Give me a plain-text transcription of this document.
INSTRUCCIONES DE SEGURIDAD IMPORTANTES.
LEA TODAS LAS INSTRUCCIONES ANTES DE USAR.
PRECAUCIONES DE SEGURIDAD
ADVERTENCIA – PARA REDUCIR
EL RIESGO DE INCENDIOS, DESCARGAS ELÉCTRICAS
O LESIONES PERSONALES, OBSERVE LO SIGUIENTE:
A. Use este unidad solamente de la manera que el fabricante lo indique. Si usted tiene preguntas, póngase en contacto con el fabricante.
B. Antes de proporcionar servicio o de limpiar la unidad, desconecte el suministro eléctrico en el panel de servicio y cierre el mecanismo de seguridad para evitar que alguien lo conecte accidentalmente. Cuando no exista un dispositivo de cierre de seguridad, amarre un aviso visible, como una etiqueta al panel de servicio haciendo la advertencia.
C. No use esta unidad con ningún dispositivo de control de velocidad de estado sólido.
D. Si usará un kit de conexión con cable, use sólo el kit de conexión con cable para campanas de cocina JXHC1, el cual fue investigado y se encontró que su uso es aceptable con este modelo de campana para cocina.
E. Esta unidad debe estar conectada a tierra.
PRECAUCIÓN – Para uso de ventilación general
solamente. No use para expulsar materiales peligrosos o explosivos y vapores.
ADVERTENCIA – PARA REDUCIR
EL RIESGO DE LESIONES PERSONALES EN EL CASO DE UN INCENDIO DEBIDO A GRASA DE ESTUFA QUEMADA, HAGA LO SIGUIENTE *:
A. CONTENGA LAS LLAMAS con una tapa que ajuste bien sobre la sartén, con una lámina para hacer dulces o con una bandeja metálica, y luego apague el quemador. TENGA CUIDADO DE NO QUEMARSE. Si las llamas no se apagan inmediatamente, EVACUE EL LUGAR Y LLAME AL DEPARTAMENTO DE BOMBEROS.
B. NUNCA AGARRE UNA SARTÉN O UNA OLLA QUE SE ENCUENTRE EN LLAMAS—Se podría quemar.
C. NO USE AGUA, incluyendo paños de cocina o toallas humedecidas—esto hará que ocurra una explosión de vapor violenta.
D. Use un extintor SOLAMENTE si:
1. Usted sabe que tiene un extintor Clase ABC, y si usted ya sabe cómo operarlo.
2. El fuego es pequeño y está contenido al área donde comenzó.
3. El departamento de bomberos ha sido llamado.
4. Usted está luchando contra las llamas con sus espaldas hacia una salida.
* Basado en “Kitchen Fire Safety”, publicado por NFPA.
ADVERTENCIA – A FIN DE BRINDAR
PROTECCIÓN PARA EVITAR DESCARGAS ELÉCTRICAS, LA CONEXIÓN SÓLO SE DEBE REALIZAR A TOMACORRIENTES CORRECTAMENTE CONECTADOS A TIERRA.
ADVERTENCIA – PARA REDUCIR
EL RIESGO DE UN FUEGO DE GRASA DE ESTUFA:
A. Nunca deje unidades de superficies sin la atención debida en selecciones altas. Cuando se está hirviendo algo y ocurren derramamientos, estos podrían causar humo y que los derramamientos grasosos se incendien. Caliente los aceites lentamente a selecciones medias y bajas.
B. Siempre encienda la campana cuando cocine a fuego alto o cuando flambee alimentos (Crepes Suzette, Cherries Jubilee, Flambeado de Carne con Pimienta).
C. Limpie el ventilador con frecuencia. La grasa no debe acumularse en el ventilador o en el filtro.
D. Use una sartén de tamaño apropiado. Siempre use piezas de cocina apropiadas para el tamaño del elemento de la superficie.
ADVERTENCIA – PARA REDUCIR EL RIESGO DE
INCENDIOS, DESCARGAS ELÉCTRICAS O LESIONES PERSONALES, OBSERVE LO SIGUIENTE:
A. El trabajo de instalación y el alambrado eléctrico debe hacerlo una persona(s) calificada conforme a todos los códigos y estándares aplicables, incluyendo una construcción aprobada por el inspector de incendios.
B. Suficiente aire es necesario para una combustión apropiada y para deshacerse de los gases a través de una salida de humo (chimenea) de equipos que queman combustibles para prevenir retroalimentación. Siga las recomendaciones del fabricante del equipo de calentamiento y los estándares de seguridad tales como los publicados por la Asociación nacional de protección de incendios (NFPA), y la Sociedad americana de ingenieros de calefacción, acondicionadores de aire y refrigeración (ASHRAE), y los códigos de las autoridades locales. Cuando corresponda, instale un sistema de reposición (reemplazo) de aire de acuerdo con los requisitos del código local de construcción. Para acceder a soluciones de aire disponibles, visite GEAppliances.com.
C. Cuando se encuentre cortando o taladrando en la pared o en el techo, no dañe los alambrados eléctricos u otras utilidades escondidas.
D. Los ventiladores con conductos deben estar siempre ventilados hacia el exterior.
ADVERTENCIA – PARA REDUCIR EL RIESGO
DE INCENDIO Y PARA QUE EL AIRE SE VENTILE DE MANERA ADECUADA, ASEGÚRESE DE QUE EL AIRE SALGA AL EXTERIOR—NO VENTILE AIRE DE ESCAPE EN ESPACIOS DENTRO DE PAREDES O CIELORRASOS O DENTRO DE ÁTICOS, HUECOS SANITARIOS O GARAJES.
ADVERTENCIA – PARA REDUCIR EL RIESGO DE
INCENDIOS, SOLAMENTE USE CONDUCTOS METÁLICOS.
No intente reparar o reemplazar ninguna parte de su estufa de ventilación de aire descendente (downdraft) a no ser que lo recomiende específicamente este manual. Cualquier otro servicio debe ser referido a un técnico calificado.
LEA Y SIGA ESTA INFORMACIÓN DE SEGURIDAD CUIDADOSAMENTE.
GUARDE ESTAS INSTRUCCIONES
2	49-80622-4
——
Aim =>
In the listing, how many lines hold "PERSONALES"? Answer with a bare number.

Result of this task =>
3